■ **DATASET**

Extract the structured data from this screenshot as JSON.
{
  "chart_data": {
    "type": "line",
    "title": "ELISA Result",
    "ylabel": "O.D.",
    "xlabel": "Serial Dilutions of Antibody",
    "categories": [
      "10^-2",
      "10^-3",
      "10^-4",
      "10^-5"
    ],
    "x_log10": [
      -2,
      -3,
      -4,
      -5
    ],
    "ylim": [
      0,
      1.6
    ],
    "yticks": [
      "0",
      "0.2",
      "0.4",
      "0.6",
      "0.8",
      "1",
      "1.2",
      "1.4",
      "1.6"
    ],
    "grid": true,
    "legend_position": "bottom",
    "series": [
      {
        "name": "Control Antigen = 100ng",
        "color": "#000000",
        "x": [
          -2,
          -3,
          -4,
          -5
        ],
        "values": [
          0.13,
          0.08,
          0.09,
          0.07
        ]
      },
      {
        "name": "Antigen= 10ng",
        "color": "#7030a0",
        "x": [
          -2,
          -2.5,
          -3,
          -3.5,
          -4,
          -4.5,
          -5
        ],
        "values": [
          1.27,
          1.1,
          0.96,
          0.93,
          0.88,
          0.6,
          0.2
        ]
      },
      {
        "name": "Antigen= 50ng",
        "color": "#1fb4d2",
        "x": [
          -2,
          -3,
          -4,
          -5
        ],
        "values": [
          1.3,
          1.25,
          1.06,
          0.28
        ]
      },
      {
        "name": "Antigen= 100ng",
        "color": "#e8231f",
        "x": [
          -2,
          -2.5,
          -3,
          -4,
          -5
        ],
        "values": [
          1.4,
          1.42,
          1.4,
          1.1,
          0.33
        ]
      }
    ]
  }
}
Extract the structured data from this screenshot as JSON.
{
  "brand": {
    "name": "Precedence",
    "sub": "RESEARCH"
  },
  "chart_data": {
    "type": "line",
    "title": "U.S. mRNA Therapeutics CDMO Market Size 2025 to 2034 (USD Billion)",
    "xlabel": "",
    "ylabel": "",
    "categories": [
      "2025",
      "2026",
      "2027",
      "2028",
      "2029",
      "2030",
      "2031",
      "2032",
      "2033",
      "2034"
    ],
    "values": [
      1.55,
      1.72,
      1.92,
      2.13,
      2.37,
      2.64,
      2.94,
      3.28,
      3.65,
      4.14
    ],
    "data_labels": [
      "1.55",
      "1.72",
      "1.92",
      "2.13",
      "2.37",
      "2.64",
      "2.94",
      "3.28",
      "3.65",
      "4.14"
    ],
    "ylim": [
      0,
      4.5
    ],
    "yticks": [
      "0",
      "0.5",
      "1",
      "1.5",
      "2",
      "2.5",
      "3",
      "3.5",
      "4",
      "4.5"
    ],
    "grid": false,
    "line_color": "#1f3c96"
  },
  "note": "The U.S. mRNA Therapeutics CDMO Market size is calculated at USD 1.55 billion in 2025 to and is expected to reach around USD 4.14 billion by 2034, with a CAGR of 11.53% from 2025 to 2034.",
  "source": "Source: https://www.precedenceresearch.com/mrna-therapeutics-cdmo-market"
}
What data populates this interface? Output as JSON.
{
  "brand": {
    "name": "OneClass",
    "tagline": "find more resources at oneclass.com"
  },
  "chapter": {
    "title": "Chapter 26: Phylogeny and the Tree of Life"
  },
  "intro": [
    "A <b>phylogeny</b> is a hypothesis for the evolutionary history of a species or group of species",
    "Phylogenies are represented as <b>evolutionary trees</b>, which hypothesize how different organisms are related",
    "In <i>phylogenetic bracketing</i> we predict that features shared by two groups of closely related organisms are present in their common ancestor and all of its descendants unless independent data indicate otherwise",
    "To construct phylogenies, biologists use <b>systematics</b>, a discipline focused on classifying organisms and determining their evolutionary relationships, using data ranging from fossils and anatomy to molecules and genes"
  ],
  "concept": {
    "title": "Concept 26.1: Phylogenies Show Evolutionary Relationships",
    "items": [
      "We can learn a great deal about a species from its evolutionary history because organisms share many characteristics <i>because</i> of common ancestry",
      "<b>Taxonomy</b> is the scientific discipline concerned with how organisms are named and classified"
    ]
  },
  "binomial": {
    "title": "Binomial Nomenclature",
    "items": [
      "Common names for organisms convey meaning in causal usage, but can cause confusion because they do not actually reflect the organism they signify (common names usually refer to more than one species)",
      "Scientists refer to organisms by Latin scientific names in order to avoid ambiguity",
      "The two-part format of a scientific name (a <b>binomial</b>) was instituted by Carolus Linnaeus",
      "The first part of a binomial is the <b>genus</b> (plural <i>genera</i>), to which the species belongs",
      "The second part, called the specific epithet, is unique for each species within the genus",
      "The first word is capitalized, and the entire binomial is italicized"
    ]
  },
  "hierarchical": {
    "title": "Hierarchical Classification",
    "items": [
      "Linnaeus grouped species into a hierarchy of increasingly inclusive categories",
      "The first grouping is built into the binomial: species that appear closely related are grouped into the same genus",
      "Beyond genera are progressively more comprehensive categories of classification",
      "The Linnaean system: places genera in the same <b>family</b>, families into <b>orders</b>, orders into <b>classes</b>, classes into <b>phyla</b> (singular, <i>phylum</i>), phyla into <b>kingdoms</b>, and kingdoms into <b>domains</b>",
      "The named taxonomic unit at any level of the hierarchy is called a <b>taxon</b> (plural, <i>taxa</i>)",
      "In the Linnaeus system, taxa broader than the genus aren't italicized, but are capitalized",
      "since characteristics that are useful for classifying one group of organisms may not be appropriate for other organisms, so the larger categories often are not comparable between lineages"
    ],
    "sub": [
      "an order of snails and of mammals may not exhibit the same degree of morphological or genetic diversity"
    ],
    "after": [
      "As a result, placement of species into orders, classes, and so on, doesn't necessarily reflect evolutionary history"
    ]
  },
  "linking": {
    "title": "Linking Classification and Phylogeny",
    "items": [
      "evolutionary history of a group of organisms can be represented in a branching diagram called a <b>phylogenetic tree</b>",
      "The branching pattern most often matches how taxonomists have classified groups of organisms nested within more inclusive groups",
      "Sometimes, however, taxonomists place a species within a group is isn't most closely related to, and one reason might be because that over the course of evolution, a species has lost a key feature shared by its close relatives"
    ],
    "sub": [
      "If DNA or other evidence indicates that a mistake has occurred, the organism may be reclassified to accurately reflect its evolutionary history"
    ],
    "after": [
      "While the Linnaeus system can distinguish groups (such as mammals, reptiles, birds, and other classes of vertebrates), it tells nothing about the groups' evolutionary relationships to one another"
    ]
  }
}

■ **TRY IT**
Only the number is wanted: how many lines in the listing contain the word "names"?

■ **SOLUTION TO THIS PROBLEM**
2